• The records:
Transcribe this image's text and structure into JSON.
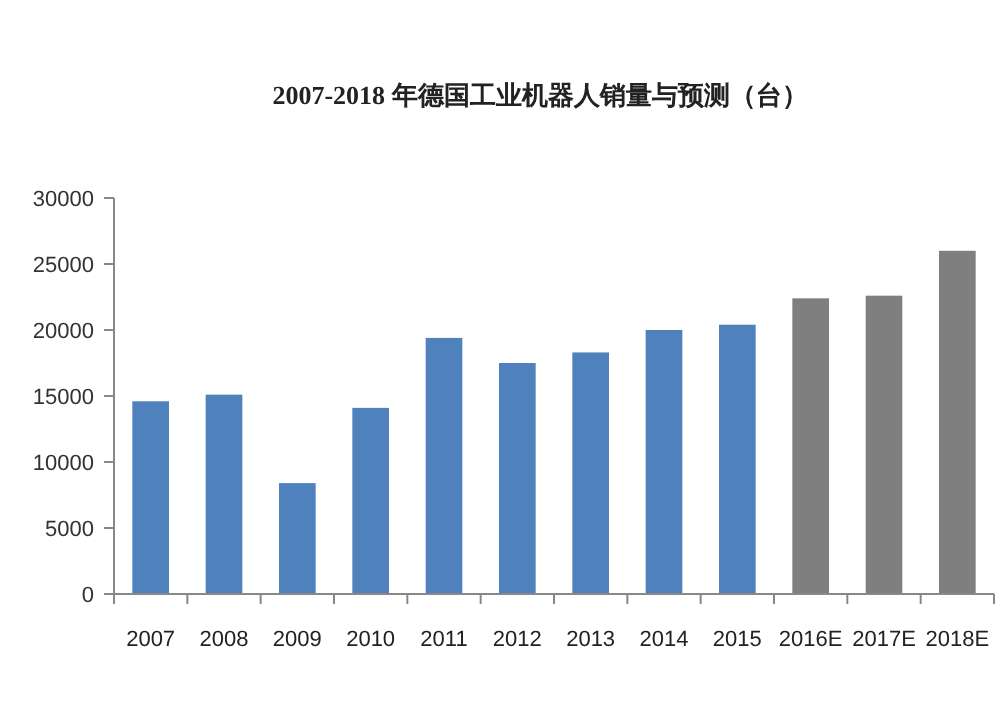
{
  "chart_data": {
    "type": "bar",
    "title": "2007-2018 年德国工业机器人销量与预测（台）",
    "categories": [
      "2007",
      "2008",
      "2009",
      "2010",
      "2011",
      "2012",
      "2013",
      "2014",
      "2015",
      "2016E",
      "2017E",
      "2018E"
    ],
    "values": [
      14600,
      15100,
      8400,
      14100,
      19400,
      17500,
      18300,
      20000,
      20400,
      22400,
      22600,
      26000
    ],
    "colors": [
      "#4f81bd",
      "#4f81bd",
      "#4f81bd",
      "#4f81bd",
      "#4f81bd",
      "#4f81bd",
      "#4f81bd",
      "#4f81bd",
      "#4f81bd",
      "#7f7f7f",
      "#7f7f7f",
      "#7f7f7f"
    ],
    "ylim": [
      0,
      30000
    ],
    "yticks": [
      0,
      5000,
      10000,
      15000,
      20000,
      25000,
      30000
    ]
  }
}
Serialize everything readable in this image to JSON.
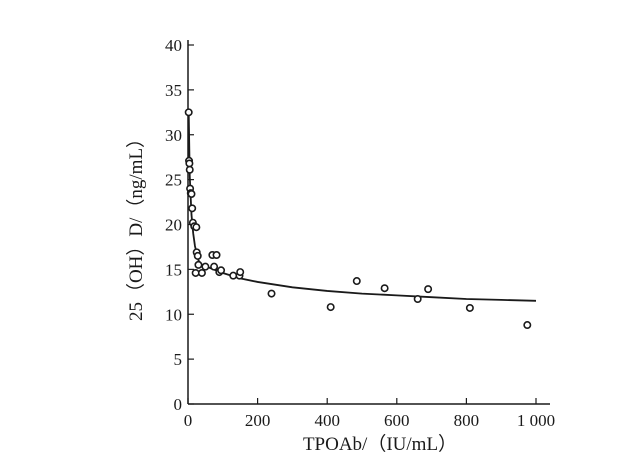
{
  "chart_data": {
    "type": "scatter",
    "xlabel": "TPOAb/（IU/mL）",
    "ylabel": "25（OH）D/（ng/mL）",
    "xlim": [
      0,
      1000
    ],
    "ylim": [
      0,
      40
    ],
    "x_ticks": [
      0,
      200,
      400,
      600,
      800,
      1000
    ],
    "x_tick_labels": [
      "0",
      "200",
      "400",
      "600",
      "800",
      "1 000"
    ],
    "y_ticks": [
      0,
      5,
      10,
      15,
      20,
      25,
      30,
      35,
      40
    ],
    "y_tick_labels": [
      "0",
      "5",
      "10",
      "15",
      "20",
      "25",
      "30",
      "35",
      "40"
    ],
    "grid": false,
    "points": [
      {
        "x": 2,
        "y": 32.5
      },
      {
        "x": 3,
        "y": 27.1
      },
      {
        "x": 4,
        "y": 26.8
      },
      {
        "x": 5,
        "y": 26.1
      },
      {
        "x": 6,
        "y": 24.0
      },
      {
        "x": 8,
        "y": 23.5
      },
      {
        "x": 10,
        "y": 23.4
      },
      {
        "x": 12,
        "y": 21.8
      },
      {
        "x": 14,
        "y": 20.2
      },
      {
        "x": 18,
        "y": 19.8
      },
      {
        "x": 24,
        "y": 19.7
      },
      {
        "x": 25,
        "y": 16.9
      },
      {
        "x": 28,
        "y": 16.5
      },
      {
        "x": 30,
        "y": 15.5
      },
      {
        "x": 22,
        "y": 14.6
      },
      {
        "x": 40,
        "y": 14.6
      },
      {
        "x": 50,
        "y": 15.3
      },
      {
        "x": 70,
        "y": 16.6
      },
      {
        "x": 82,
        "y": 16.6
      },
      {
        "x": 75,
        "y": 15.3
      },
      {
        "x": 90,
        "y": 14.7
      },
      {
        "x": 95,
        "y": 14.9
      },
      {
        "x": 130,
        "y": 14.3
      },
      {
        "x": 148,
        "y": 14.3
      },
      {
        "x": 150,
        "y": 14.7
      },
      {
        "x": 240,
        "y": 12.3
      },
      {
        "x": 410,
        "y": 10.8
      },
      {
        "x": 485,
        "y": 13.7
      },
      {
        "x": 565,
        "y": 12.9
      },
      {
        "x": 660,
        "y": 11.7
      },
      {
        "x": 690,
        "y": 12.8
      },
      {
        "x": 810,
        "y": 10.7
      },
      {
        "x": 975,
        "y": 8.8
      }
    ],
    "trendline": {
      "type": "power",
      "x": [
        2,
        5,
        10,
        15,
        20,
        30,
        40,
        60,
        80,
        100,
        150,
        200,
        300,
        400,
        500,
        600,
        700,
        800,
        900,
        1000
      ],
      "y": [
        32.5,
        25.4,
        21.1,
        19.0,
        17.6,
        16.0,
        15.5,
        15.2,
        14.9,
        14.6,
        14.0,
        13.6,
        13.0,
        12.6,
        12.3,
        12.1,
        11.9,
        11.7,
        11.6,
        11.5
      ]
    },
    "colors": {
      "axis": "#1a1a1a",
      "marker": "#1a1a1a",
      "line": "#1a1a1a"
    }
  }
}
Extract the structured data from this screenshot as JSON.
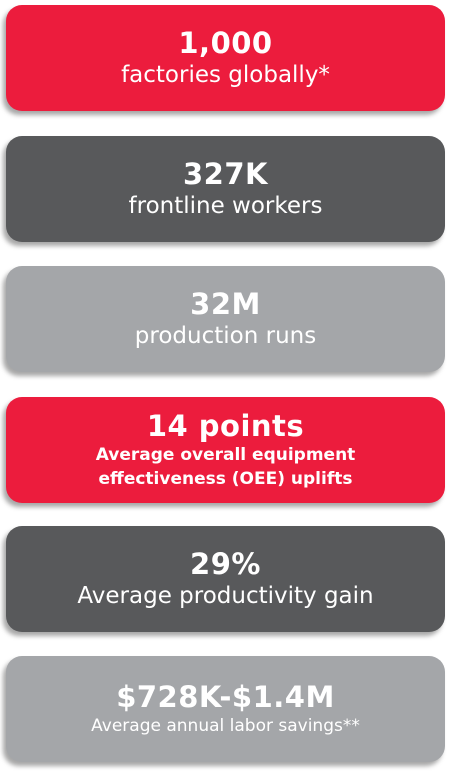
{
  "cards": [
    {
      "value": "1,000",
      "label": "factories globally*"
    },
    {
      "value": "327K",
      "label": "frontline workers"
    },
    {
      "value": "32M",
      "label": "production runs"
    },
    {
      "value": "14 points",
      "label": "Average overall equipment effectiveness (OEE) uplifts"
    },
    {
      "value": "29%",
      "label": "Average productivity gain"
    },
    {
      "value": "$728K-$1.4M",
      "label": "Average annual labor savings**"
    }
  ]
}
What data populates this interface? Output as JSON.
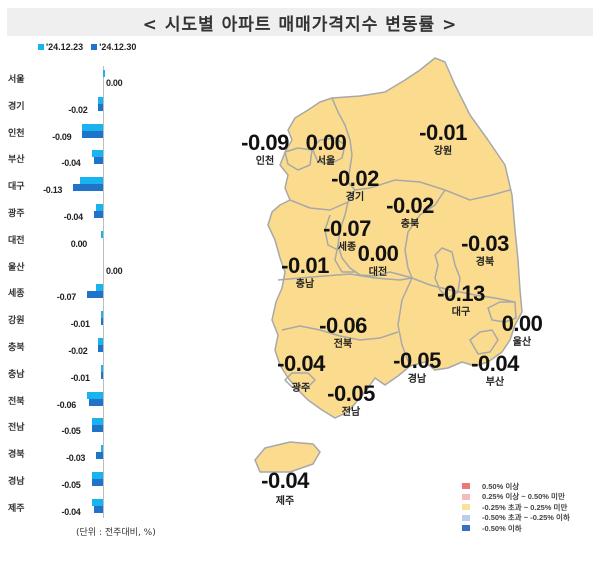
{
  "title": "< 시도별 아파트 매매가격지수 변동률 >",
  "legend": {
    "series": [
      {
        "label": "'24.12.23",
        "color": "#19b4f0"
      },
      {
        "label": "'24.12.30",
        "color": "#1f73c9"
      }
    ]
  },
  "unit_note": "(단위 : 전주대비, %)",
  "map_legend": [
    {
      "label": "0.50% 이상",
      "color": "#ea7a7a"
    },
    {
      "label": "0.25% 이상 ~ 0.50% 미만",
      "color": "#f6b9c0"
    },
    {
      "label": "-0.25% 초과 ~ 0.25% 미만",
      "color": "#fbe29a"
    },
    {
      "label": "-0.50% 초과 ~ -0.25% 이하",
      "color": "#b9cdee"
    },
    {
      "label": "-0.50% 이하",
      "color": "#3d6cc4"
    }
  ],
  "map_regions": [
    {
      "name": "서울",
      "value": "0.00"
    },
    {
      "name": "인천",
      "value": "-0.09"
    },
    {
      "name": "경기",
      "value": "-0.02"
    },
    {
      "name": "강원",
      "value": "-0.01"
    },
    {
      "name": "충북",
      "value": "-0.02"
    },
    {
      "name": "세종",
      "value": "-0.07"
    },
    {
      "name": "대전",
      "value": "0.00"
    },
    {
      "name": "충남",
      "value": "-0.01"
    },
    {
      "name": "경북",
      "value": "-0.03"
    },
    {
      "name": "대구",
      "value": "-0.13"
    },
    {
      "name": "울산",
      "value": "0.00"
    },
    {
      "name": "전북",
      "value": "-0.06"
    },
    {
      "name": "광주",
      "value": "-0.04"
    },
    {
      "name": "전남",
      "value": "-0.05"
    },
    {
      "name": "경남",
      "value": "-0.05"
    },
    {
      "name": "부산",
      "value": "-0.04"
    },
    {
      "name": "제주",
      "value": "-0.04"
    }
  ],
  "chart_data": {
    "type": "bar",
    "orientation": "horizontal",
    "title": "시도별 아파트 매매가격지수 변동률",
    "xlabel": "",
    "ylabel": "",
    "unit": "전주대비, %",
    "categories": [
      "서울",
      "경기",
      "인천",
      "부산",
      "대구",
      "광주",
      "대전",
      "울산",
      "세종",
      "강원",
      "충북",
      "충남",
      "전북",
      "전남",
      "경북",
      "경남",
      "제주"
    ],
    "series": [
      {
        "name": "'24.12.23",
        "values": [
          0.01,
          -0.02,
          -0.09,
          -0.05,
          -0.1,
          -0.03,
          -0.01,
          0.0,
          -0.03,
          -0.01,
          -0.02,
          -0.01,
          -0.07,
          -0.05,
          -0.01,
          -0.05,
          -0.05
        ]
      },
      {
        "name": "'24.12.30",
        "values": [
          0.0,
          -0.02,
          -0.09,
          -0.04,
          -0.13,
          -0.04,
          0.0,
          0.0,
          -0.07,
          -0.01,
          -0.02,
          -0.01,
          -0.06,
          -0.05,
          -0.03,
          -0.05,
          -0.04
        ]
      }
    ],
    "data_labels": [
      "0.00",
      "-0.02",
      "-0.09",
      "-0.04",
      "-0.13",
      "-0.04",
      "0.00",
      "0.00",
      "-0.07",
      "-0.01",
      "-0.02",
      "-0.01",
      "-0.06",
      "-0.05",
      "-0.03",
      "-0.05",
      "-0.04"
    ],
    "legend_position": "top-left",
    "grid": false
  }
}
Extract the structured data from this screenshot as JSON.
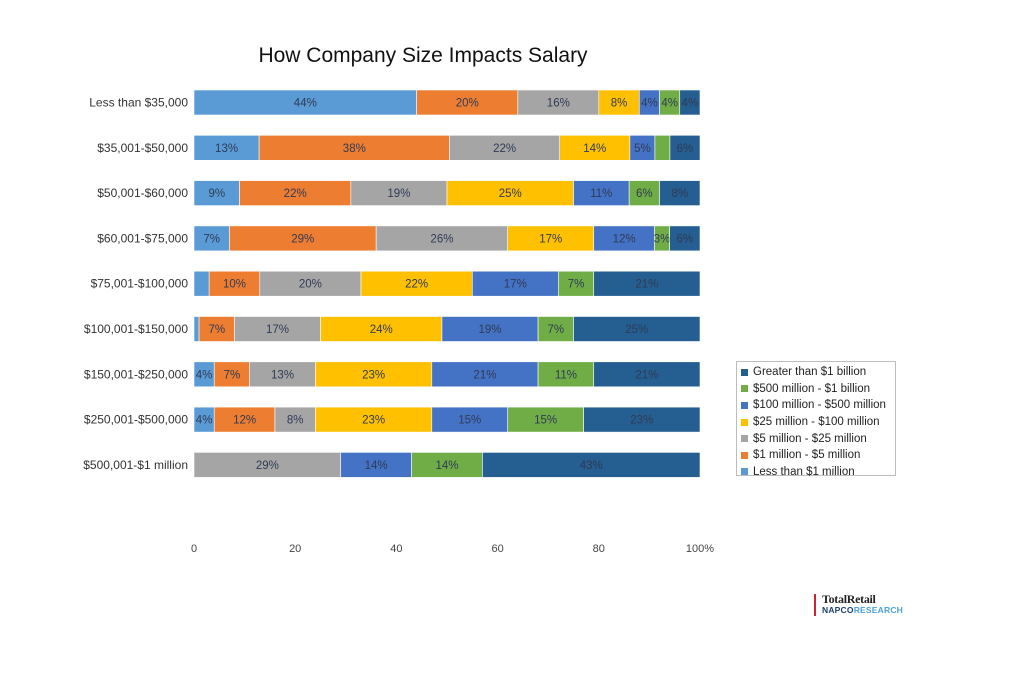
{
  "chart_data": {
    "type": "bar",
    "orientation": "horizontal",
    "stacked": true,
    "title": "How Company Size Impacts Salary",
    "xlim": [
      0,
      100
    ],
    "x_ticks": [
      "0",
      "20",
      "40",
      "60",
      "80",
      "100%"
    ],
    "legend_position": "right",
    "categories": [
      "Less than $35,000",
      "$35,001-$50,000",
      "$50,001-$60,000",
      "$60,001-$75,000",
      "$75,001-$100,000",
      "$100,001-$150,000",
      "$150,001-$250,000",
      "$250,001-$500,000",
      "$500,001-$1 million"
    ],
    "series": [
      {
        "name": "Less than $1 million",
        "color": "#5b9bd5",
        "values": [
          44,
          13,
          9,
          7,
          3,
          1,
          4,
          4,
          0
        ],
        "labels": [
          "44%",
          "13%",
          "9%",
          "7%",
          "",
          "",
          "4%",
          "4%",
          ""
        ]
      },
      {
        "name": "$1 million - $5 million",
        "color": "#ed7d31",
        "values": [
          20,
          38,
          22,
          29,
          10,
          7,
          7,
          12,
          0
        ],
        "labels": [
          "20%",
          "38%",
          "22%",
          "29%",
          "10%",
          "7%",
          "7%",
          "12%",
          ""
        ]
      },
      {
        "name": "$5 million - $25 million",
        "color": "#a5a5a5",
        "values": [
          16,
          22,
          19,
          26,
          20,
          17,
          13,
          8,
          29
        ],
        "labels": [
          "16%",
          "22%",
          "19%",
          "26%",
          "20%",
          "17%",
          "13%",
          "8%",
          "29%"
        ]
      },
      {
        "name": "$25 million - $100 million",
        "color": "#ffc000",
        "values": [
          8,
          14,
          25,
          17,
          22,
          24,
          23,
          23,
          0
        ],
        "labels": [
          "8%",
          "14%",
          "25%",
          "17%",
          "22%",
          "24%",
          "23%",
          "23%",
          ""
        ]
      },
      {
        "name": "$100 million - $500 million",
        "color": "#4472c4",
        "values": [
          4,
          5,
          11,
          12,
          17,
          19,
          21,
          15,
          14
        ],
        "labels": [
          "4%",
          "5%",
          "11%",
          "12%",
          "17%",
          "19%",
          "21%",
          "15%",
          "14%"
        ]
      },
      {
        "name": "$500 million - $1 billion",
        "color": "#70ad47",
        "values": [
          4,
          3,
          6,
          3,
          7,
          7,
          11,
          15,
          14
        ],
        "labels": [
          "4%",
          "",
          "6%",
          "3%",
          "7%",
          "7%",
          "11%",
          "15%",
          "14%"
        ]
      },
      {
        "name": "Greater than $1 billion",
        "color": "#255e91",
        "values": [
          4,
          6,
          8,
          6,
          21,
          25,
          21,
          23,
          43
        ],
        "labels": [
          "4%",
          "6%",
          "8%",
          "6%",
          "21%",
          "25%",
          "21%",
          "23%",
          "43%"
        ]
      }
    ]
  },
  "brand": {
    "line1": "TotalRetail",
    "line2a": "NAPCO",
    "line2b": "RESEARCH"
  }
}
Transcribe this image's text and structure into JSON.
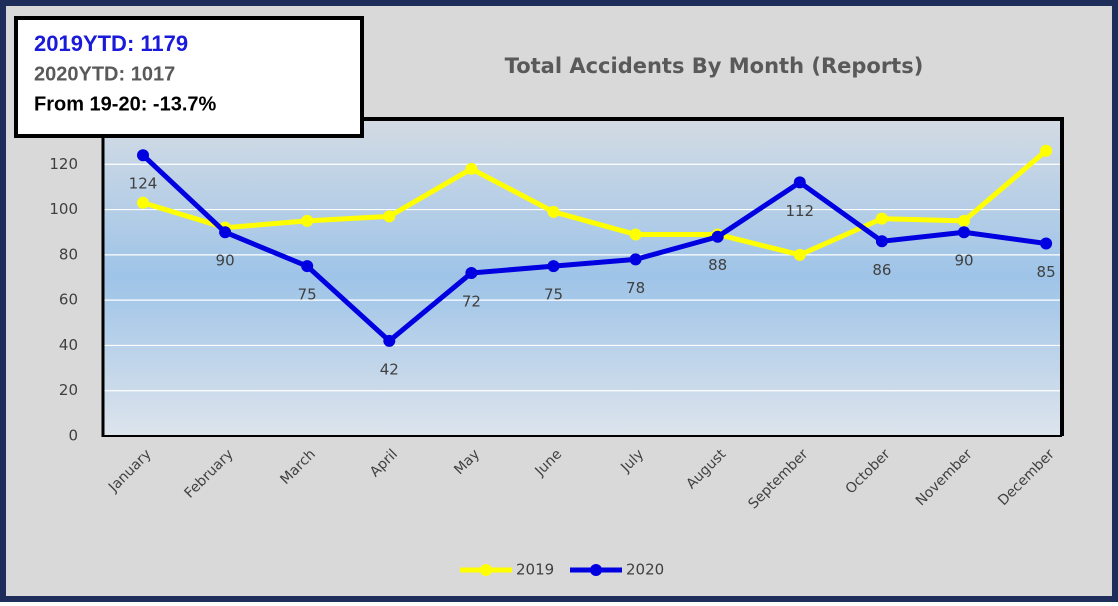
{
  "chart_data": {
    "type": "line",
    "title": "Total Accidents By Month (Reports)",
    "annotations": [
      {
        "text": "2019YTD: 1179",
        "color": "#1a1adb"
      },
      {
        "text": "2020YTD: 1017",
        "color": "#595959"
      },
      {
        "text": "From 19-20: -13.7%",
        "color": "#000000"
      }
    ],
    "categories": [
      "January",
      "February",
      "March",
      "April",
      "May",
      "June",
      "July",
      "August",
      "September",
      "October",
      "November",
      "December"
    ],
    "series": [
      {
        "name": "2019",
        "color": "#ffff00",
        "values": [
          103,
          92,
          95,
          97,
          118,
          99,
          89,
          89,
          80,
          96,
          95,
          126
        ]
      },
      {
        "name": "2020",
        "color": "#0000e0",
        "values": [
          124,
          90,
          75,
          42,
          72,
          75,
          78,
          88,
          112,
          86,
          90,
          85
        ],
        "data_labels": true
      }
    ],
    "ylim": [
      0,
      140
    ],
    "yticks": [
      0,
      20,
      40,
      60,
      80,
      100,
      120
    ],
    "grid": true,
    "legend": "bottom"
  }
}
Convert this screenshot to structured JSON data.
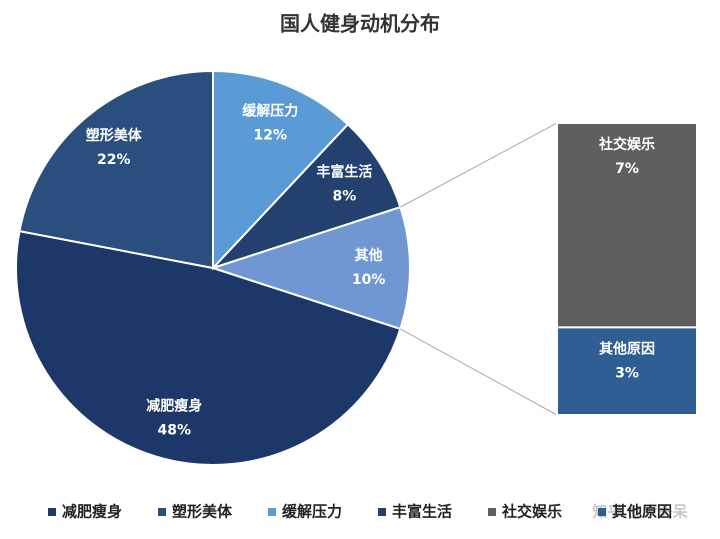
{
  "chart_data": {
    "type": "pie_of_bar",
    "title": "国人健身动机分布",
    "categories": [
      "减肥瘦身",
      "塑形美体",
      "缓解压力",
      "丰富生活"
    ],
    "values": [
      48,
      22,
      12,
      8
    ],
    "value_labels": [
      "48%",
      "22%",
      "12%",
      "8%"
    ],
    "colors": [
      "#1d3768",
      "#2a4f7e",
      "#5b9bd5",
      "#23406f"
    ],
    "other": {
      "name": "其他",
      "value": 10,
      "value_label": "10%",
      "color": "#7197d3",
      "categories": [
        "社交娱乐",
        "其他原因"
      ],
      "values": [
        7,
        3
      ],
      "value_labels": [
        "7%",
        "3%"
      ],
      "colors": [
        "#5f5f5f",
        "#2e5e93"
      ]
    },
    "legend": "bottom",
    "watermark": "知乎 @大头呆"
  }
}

• Written task: Reproduce every line of the listing above in which the string "billion" appears.

• Complete response:
        "name": "$500 million - $1 billion",
        "name": "Greater than $1 billion",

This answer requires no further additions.